··· STORED ROWS
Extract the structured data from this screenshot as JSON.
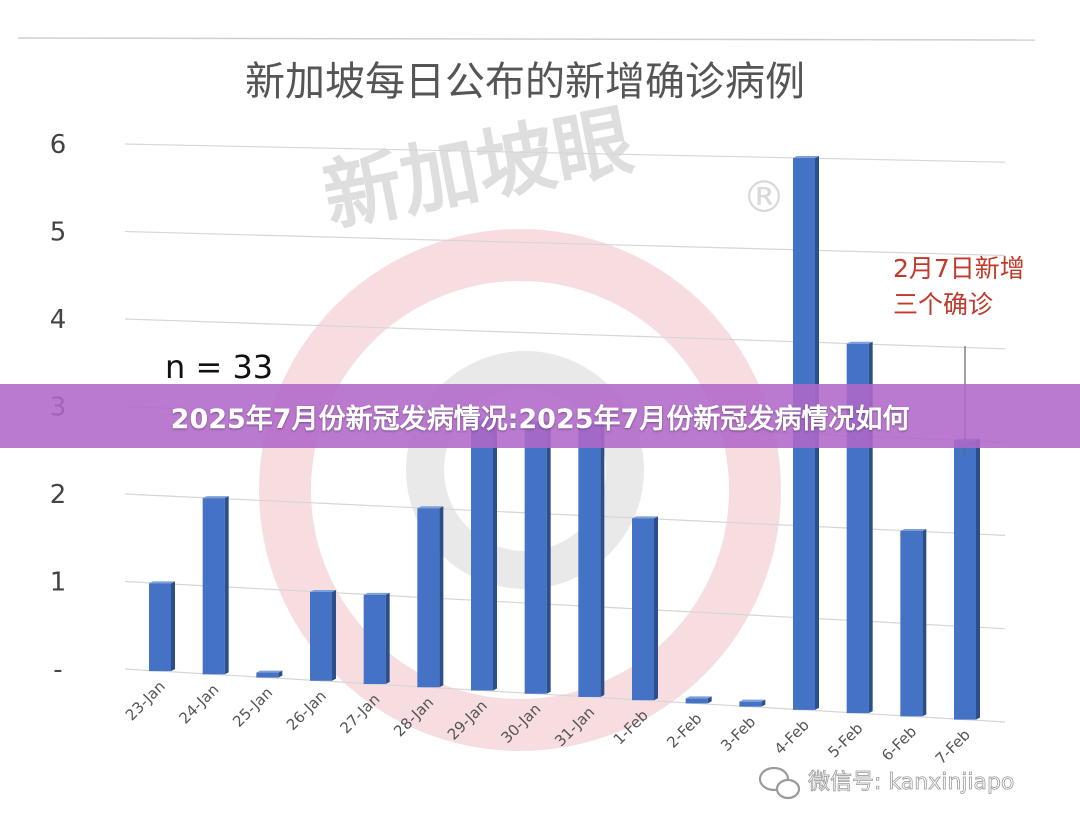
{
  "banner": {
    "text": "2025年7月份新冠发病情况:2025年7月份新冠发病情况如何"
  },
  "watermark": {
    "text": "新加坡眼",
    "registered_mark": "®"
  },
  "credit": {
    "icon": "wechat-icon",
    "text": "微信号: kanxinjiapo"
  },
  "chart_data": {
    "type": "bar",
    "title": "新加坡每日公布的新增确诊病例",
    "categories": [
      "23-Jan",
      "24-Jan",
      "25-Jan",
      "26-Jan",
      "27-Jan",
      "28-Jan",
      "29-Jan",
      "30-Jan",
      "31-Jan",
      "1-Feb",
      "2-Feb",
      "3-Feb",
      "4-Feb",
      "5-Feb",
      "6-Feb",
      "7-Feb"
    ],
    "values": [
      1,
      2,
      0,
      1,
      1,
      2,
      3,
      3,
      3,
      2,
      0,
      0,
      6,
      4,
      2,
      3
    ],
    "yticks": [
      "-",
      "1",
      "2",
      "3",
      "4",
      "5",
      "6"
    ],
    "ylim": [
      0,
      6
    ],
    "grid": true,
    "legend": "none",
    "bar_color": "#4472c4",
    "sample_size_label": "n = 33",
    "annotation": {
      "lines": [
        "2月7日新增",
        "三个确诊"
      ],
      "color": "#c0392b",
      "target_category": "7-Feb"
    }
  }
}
······
··· STORED ROWS
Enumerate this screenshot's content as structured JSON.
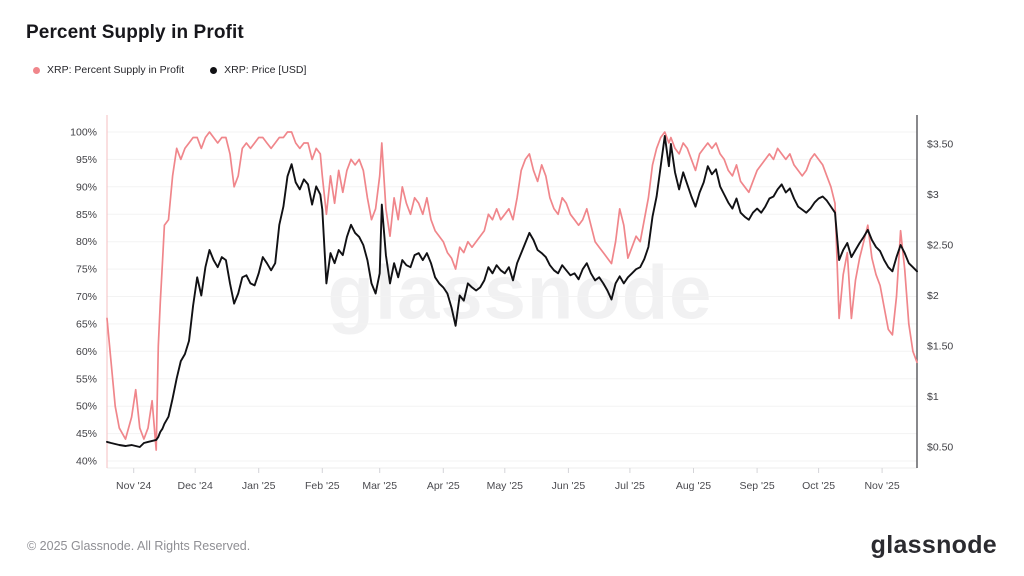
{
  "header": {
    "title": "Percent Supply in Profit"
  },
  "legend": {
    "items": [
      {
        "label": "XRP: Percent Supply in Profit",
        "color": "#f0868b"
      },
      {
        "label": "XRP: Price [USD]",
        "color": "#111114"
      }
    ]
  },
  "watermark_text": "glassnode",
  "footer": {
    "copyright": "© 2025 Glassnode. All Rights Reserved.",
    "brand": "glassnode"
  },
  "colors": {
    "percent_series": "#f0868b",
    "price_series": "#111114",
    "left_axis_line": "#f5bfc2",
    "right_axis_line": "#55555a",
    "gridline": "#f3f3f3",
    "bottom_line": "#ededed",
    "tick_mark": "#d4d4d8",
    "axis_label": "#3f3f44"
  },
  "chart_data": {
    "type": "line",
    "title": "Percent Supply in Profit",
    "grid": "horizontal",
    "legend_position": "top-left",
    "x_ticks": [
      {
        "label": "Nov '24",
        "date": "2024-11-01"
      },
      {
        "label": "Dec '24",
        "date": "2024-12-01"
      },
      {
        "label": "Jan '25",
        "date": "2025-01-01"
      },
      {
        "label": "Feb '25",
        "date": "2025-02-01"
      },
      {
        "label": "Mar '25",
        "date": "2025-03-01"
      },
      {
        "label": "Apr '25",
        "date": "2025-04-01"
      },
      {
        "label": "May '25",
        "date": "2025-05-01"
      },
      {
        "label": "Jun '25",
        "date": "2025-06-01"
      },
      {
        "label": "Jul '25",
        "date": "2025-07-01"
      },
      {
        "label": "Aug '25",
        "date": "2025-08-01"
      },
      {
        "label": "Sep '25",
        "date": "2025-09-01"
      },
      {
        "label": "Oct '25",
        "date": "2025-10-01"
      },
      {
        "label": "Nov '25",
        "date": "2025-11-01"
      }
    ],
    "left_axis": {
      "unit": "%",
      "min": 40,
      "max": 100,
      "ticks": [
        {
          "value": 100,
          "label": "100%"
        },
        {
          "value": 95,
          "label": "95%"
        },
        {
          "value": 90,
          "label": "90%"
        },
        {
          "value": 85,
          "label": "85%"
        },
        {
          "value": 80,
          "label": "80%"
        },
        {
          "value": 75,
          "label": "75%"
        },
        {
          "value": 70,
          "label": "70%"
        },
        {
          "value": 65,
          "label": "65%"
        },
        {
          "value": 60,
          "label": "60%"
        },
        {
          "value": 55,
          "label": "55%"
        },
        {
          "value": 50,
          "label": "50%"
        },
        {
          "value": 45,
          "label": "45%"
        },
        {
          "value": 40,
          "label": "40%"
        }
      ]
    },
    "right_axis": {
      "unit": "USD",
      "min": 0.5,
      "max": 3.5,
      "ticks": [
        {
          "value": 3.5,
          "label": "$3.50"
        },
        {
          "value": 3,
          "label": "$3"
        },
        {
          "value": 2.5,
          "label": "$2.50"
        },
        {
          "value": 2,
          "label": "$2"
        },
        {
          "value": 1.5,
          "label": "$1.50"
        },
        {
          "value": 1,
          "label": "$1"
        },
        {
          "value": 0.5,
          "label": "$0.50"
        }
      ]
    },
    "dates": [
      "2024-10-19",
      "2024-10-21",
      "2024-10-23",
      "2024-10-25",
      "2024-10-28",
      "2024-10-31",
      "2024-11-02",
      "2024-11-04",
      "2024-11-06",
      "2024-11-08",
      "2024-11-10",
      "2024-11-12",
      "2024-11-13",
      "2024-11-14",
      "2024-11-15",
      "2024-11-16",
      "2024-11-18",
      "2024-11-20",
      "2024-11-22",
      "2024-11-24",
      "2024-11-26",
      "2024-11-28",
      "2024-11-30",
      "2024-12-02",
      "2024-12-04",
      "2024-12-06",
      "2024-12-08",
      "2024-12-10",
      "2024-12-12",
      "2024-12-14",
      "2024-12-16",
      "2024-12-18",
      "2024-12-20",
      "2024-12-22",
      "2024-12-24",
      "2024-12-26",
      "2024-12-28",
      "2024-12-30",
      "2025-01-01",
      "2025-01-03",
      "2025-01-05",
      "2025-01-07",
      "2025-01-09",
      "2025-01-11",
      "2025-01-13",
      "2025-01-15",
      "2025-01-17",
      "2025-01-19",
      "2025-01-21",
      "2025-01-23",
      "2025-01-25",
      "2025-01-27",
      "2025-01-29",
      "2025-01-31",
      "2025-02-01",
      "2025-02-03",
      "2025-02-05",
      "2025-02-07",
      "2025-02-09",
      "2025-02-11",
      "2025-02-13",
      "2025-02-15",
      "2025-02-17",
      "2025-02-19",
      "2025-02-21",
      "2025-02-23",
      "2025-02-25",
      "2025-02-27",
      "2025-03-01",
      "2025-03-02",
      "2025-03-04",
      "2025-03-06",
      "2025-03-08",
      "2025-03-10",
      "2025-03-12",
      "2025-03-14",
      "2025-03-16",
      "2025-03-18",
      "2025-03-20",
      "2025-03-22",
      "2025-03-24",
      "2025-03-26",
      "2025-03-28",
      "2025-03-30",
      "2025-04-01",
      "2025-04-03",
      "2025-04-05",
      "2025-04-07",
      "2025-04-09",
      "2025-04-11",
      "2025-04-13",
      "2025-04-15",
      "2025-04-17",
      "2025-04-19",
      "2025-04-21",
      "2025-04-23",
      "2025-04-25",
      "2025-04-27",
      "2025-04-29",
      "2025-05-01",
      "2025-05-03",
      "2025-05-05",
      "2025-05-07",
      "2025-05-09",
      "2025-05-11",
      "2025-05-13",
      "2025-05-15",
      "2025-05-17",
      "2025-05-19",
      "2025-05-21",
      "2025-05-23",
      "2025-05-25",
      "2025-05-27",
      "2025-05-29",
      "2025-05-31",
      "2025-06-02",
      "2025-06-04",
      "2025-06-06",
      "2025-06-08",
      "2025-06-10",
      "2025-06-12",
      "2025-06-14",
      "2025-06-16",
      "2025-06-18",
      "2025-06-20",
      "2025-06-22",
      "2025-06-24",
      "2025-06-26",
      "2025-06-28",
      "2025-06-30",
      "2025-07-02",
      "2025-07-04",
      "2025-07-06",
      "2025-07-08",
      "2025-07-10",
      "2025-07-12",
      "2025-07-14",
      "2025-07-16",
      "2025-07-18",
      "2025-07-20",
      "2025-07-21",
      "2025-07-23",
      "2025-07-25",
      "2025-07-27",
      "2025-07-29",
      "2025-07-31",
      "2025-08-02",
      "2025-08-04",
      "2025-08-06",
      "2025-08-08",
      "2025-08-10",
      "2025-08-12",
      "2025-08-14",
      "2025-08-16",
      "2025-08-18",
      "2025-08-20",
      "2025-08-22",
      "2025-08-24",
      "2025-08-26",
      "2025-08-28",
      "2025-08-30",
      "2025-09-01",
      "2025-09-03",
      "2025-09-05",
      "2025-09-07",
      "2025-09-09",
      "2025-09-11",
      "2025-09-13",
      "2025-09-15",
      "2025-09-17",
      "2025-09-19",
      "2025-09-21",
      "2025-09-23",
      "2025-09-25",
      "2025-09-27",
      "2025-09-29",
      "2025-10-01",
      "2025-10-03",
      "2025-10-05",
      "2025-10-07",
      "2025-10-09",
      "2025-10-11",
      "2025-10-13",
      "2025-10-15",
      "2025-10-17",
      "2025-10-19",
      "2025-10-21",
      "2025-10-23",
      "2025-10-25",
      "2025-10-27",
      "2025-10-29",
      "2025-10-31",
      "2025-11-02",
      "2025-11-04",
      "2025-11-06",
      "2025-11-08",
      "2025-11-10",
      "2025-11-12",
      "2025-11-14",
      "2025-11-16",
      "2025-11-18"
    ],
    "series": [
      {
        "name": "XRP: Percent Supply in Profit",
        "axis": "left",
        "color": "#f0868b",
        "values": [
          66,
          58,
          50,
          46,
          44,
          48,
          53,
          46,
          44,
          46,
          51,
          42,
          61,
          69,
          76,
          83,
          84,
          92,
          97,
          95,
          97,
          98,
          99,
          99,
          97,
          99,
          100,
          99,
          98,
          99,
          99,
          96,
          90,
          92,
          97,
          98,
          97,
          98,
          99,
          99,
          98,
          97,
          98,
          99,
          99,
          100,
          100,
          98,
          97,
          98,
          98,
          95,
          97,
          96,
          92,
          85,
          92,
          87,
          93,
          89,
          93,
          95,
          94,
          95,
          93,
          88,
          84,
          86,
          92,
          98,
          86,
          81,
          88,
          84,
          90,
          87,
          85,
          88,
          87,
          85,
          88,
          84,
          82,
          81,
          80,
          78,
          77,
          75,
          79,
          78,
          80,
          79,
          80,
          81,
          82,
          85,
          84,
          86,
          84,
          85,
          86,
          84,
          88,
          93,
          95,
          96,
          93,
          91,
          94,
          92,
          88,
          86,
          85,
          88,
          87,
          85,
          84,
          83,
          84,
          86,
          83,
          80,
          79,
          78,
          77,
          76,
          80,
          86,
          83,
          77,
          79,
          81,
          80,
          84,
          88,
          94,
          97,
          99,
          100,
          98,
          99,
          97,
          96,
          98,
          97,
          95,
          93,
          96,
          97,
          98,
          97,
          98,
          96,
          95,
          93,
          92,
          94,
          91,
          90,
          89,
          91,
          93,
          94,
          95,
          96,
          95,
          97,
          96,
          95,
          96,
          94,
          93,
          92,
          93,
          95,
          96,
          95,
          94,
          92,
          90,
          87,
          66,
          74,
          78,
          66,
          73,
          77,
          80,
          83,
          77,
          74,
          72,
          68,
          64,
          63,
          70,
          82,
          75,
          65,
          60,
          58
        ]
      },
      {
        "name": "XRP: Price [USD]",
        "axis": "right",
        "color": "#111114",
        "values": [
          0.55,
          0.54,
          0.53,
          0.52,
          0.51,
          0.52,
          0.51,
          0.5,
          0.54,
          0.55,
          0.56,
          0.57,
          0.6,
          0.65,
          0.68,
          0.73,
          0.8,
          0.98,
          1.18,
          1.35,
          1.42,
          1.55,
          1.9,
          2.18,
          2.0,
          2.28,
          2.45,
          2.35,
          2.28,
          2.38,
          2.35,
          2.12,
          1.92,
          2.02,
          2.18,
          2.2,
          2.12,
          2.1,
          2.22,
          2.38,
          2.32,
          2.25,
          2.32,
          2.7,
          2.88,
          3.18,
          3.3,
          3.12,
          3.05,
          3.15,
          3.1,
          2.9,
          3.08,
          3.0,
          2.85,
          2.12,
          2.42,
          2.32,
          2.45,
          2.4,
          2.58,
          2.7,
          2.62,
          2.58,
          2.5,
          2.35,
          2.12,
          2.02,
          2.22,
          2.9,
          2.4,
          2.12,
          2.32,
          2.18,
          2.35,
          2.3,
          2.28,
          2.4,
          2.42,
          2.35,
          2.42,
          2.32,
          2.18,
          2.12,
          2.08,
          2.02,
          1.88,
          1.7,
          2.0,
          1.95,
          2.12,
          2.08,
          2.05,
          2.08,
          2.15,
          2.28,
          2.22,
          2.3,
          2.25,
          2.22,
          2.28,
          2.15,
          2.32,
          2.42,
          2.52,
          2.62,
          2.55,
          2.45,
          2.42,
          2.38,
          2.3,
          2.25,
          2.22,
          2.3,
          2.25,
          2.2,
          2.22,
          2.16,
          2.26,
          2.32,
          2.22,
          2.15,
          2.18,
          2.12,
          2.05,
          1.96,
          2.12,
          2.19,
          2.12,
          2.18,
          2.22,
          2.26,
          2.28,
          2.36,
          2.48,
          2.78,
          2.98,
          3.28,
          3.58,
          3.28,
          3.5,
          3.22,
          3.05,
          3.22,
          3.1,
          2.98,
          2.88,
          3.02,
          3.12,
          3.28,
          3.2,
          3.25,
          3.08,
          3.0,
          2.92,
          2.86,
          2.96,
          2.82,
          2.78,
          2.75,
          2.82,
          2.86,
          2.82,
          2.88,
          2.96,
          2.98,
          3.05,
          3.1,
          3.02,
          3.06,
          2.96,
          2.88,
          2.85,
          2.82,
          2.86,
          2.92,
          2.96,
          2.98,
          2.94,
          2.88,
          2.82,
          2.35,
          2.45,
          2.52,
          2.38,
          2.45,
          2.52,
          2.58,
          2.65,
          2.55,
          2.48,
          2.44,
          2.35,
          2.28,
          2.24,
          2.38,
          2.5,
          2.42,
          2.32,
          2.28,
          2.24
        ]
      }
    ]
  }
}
······
**INSTRUCTIONS FOR THE TASK:** Determine the number of lines containing "screenshot". Write only that number.

**OUTPUT:** 2